Dataset extract:

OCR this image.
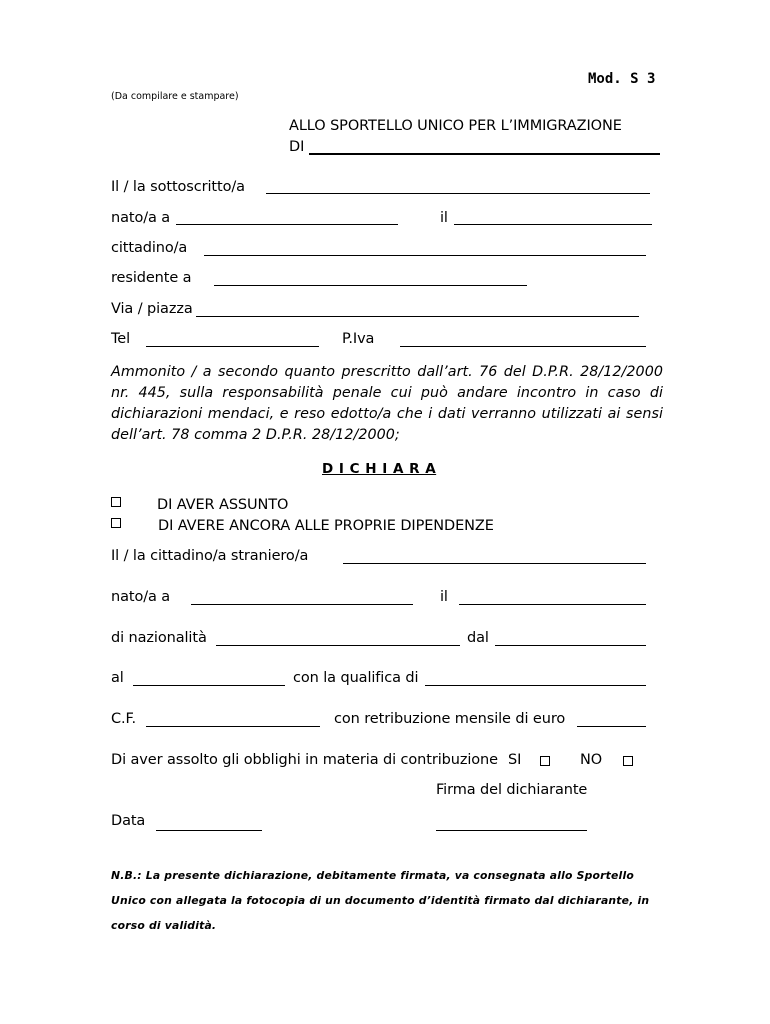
Mod. S 3
(Da compilare e stampare)
ALLO SPORTELLO UNICO PER L’IMMIGRAZIONE
DI
Il / la sottoscritto/a
nato/a a	il
cittadino/a
residente a
Via / piazza
Tel	P.Iva
Ammonito / a secondo quanto prescritto dall’art. 76 del D.P.R. 28/12/2000 nr. 445, sulla responsabilità penale cui può andare incontro in caso di dichiarazioni mendaci, e reso edotto/a che i dati verranno utilizzati ai sensi dell’art. 78 comma 2 D.P.R. 28/12/2000;
D I C H I A R A
DI AVER ASSUNTO
DI AVERE ANCORA ALLE PROPRIE DIPENDENZE
Il / la cittadino/a straniero/a
nato/a a	il
di nazionalità	dal
al	con la qualifica di
C.F.	con retribuzione mensile di euro
Di aver assolto gli obblighi in materia di contribuzione SI	NO
Firma del dichiarante
Data
N.B.: La presente dichiarazione, debitamente firmata, va consegnata allo Sportello
Unico con allegata la fotocopia di un documento d’identità firmato dal dichiarante, in
corso di validità.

What the task asks: Transcribe all the lines above exactly, apart from the pictures.

Solution for this exercise:
OCR this image.
Mod. S 3
(Da compilare e stampare)
ALLO SPORTELLO UNICO PER L’IMMIGRAZIONE
DI
Il / la sottoscritto/a
nato/a a	il
cittadino/a
residente a
Via / piazza
Tel	P.Iva
Ammonito / a secondo quanto prescritto dall’art. 76 del D.P.R. 28/12/2000 nr. 445, sulla responsabilità penale cui può andare incontro in caso di dichiarazioni mendaci, e reso edotto/a che i dati verranno utilizzati ai sensi dell’art. 78 comma 2 D.P.R. 28/12/2000;
D I C H I A R A
DI AVER ASSUNTO
DI AVERE ANCORA ALLE PROPRIE DIPENDENZE
Il / la cittadino/a straniero/a
nato/a a	il
di nazionalità	dal
al	con la qualifica di
C.F.	con retribuzione mensile di euro
Di aver assolto gli obblighi in materia di contribuzione SI	NO
Firma del dichiarante
Data
N.B.: La presente dichiarazione, debitamente firmata, va consegnata allo Sportello
Unico con allegata la fotocopia di un documento d’identità firmato dal dichiarante, in
corso di validità.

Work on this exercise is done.